### Data excerpts
◆ ◆ ◆

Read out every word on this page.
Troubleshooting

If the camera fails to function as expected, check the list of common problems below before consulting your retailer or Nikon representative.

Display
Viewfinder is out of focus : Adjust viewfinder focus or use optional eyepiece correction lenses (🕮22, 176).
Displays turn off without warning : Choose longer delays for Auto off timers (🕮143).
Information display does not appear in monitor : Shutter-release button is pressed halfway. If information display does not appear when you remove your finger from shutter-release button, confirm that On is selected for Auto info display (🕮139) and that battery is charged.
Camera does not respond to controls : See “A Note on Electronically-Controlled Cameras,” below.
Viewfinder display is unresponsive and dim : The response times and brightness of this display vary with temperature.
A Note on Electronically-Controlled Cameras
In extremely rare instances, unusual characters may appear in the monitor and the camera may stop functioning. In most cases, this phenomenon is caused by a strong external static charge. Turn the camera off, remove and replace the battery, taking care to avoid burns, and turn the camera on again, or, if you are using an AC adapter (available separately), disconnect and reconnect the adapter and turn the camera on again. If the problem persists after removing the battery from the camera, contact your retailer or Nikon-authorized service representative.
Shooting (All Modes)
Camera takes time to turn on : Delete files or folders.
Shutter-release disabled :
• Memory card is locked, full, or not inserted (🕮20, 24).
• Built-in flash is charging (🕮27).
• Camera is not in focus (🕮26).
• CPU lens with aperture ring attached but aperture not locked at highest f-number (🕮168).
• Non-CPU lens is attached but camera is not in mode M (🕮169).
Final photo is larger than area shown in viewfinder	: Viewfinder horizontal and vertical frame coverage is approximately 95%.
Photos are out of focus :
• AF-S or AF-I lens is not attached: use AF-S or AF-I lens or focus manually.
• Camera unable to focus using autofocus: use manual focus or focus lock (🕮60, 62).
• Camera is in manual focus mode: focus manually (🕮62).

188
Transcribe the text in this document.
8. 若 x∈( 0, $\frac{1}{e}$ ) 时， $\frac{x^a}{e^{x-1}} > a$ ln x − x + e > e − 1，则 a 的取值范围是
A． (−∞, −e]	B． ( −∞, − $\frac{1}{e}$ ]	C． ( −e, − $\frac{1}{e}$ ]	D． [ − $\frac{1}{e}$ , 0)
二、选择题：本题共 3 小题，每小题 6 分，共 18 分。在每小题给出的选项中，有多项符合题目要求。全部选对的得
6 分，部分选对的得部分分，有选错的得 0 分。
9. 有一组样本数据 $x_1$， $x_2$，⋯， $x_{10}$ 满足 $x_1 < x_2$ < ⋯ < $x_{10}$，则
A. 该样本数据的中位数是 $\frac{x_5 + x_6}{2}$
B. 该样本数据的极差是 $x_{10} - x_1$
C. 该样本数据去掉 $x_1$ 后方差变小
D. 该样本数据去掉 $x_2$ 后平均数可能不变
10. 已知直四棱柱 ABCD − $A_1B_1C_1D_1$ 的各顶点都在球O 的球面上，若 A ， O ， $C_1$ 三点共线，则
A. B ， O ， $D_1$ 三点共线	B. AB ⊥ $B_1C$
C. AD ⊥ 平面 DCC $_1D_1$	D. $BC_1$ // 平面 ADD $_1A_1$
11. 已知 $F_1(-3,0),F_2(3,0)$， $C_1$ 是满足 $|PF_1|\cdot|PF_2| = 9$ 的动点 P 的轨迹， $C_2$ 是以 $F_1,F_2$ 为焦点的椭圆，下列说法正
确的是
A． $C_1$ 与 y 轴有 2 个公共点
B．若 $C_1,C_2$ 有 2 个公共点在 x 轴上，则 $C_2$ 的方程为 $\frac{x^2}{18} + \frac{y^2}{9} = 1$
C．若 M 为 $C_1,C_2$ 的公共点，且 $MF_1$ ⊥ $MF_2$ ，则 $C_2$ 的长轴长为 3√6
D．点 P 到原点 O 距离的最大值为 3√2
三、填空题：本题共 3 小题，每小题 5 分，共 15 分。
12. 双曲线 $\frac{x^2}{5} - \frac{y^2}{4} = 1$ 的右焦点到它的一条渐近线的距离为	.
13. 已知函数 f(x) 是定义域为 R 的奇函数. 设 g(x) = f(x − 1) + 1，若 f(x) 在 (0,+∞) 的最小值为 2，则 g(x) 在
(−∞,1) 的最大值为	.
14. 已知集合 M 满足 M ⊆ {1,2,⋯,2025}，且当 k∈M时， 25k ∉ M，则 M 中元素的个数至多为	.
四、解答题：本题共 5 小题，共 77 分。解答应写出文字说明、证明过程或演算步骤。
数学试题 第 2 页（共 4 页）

◆ ◆ ◆

### Problem requirements
Check each line of the data above for the string "三点共线" and report only how many lines have it.

### Complete output
2